*** Entries provided ***
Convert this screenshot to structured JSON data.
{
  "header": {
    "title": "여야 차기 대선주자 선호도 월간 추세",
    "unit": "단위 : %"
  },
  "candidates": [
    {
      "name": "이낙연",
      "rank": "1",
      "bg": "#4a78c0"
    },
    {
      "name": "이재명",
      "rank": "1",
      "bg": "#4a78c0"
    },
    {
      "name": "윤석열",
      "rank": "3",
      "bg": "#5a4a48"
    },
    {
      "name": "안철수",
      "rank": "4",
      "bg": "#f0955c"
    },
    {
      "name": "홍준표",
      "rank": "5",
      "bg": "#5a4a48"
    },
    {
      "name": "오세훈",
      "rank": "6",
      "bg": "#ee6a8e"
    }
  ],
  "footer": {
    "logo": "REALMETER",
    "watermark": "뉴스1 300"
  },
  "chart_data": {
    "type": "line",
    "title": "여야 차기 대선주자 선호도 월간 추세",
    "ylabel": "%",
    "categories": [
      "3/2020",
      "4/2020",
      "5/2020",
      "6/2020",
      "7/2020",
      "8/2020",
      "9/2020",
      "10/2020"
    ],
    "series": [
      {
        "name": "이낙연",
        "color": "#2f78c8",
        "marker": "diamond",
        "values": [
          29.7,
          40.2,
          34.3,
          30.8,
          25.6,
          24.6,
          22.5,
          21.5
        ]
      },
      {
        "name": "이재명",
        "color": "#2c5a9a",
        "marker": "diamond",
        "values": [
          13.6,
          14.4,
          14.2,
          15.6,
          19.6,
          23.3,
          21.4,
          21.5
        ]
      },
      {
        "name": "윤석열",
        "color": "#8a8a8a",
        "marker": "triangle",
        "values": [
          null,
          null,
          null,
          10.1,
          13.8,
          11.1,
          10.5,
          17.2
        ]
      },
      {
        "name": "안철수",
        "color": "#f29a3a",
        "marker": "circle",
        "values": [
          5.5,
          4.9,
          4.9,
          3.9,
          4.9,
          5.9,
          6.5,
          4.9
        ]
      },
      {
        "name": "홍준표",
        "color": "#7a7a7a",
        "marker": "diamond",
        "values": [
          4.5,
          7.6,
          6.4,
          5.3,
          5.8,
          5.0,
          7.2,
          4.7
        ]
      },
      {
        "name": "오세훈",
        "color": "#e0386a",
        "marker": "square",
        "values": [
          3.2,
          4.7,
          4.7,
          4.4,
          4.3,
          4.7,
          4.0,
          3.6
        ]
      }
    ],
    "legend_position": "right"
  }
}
***
## [What to do]
Take the entries above and transcribe them exactly.

## [Reply]
Convert this screenshot to structured JSON data.
{
  "header": {
    "title": "여야 차기 대선주자 선호도 월간 추세",
    "unit": "단위 : %"
  },
  "candidates": [
    {
      "name": "이낙연",
      "rank": "1",
      "bg": "#4a78c0"
    },
    {
      "name": "이재명",
      "rank": "1",
      "bg": "#4a78c0"
    },
    {
      "name": "윤석열",
      "rank": "3",
      "bg": "#5a4a48"
    },
    {
      "name": "안철수",
      "rank": "4",
      "bg": "#f0955c"
    },
    {
      "name": "홍준표",
      "rank": "5",
      "bg": "#5a4a48"
    },
    {
      "name": "오세훈",
      "rank": "6",
      "bg": "#ee6a8e"
    }
  ],
  "footer": {
    "logo": "REALMETER",
    "watermark": "뉴스1 300"
  },
  "chart_data": {
    "type": "line",
    "title": "여야 차기 대선주자 선호도 월간 추세",
    "ylabel": "%",
    "categories": [
      "3/2020",
      "4/2020",
      "5/2020",
      "6/2020",
      "7/2020",
      "8/2020",
      "9/2020",
      "10/2020"
    ],
    "series": [
      {
        "name": "이낙연",
        "color": "#2f78c8",
        "marker": "diamond",
        "values": [
          29.7,
          40.2,
          34.3,
          30.8,
          25.6,
          24.6,
          22.5,
          21.5
        ]
      },
      {
        "name": "이재명",
        "color": "#2c5a9a",
        "marker": "diamond",
        "values": [
          13.6,
          14.4,
          14.2,
          15.6,
          19.6,
          23.3,
          21.4,
          21.5
        ]
      },
      {
        "name": "윤석열",
        "color": "#8a8a8a",
        "marker": "triangle",
        "values": [
          null,
          null,
          null,
          10.1,
          13.8,
          11.1,
          10.5,
          17.2
        ]
      },
      {
        "name": "안철수",
        "color": "#f29a3a",
        "marker": "circle",
        "values": [
          5.5,
          4.9,
          4.9,
          3.9,
          4.9,
          5.9,
          6.5,
          4.9
        ]
      },
      {
        "name": "홍준표",
        "color": "#7a7a7a",
        "marker": "diamond",
        "values": [
          4.5,
          7.6,
          6.4,
          5.3,
          5.8,
          5.0,
          7.2,
          4.7
        ]
      },
      {
        "name": "오세훈",
        "color": "#e0386a",
        "marker": "square",
        "values": [
          3.2,
          4.7,
          4.7,
          4.4,
          4.3,
          4.7,
          4.0,
          3.6
        ]
      }
    ],
    "legend_position": "right"
  }
}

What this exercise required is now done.